▶ [What you have to do] Pick out the lines below with "трапов" and list them.

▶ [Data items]
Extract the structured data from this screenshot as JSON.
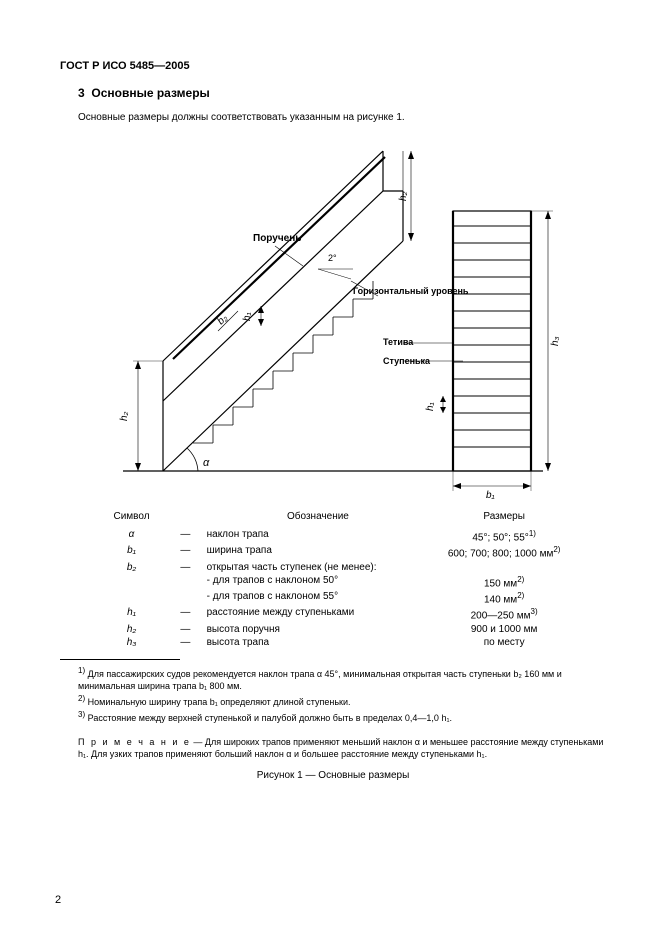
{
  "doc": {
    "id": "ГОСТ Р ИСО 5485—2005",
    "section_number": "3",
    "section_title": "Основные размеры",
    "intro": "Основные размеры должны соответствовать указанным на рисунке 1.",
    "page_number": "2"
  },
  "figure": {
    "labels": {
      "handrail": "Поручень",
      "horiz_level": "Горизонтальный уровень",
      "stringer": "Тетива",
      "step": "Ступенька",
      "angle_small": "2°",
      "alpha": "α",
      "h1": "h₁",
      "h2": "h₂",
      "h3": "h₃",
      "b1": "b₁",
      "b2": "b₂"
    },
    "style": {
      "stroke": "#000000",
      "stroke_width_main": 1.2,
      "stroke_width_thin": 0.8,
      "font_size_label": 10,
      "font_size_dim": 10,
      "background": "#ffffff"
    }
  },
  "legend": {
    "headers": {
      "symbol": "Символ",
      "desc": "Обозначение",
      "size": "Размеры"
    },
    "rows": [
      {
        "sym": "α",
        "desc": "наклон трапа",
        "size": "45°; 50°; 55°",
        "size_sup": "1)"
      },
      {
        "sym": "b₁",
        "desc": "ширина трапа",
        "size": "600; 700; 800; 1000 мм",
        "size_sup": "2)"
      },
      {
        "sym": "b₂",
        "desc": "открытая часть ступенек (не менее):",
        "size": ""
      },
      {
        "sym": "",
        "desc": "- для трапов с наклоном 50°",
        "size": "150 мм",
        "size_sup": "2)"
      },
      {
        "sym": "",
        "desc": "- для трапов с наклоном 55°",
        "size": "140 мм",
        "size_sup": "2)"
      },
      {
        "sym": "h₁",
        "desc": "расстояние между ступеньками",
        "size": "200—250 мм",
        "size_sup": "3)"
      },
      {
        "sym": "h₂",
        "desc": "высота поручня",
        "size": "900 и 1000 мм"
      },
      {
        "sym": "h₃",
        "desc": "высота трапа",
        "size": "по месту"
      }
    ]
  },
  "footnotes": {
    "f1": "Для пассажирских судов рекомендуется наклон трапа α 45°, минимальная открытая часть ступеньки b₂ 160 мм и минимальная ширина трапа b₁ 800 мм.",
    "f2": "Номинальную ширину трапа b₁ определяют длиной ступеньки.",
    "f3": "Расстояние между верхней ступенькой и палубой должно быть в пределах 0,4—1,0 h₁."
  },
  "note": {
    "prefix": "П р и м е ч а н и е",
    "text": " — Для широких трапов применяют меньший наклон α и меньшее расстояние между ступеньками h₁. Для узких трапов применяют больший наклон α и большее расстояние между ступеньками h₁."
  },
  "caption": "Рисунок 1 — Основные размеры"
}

▶ [Result of this task]
        "desc": "- для трапов с наклоном 50°",
        "desc": "- для трапов с наклоном 55°",
    "text": " — Для широких трапов применяют меньший наклон α и меньшее расстояние между ступеньками h₁. Для узких трапов применяют больший наклон α и большее расстояние между ступеньками h₁."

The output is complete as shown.